TO BE DONE ::
Find how many lines of the listing below include the word "down", then report the number by itself.

>> start SUPPLIED MATERIAL

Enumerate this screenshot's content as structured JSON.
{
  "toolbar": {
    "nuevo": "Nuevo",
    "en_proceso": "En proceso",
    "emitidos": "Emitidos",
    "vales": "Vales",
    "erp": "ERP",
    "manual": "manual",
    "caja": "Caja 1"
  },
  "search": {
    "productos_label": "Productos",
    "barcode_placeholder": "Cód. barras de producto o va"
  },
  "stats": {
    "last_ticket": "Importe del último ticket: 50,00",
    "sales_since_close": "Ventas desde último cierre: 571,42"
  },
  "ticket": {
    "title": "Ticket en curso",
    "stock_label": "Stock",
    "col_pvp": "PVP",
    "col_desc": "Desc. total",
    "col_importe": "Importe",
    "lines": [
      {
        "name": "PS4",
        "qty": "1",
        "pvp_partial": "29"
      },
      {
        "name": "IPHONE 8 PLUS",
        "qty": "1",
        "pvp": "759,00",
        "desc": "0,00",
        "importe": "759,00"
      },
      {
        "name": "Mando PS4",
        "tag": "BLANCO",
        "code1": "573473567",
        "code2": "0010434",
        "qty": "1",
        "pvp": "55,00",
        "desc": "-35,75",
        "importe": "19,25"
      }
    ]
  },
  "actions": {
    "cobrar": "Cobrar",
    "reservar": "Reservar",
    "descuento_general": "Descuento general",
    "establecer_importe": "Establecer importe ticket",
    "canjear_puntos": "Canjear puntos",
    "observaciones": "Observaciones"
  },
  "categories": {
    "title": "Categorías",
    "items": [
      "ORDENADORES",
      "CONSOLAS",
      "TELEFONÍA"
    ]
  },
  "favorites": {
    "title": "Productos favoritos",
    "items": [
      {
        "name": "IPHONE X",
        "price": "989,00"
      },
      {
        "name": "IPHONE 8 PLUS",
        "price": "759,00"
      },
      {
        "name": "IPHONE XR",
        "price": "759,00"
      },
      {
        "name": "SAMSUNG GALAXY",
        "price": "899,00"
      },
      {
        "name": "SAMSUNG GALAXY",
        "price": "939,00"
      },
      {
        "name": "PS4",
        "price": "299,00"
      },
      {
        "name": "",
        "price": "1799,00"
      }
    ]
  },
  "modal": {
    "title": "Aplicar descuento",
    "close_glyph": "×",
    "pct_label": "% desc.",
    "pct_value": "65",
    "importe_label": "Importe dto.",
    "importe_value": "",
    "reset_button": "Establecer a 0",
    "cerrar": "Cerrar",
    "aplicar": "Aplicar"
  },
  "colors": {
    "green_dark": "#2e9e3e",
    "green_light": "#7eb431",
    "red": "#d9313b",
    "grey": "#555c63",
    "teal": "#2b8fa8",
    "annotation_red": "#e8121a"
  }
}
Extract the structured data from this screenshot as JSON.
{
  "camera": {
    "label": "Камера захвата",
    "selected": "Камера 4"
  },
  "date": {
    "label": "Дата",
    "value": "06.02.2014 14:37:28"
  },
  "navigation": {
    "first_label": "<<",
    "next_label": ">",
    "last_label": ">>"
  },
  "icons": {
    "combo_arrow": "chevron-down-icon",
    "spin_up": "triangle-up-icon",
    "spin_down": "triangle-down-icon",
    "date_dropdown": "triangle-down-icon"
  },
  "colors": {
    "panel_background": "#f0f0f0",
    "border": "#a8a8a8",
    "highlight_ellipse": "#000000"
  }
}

>> end SUPPLIED MATERIAL

RESPONSE TO THIS EXERCISE ::
3